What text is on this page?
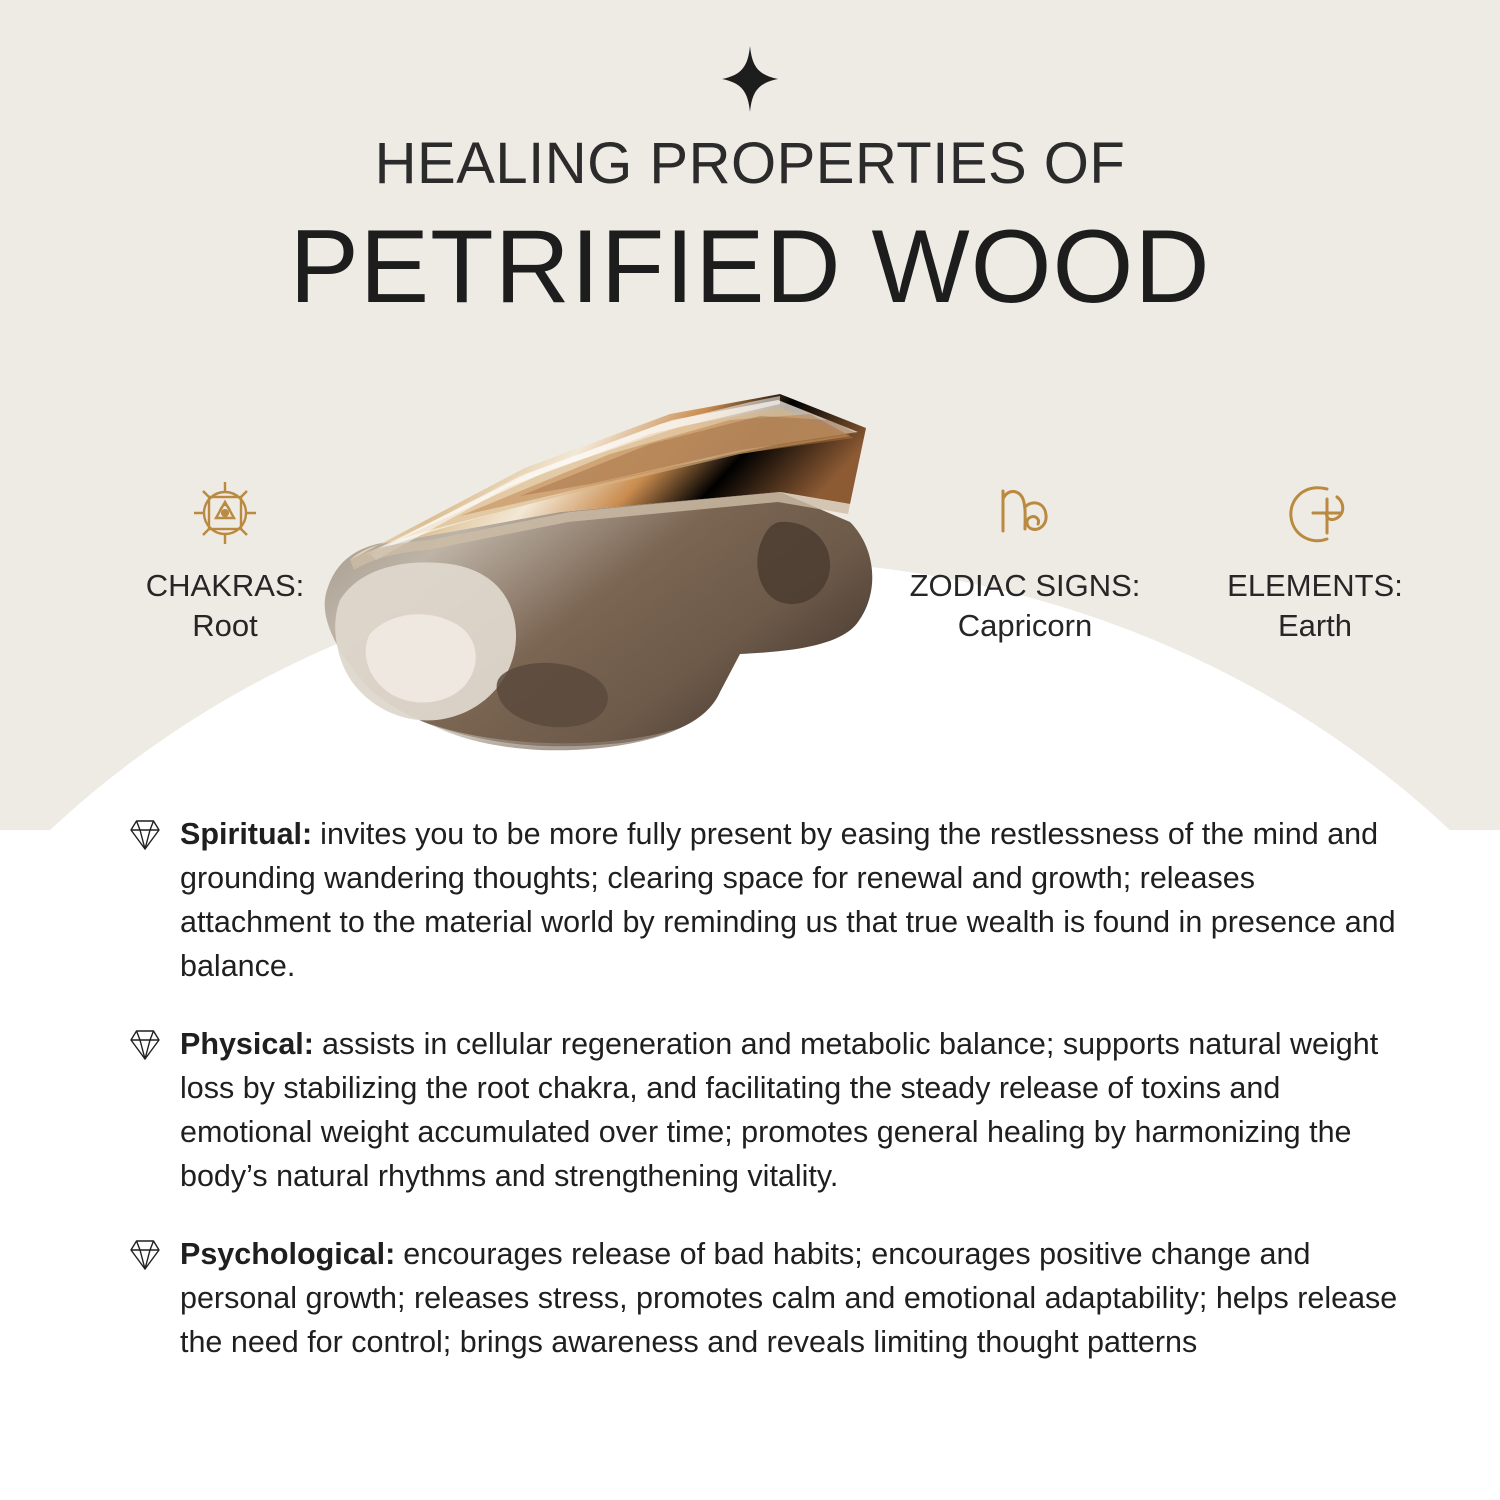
HEALING PROPERTIES OF
PETRIFIED WOOD
CHAKRAS:
Root
ZODIAC SIGNS:
Capricorn
ELEMENTS:
Earth
Spiritual: invites you to be more fully present by easing the restlessness of the mind and grounding wandering thoughts; clearing space for renewal and growth; releases attachment to the material world by reminding us that true wealth is found in presence and balance.
Physical: assists in cellular regeneration and metabolic balance; supports natural weight loss by stabilizing the root chakra, and facilitating the steady release of toxins and emotional weight accumulated over time; promotes general healing by harmonizing the body’s natural rhythms and strengthening vitality.
Psychological: encourages release of bad habits; encourages positive change and personal growth; releases stress, promotes calm and emotional adaptability; helps release the need for control; brings awareness and reveals limiting thought patterns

▶ _YOUR INSTRUCTIONS_: Your answer should be each line from the entries that includes the string "releases".

▶ _ANSWER TO THIS EXERCISE_:
Spiritual: invites you to be more fully present by easing the restlessness of the mind and grounding wandering thoughts; clearing space for renewal and growth; releases attachment to the material world by reminding us that true wealth is found in presence and balance.
Psychological: encourages release of bad habits; encourages positive change and personal growth; releases stress, promotes calm and emotional adaptability; helps release the need for control; brings awareness and reveals limiting thought patterns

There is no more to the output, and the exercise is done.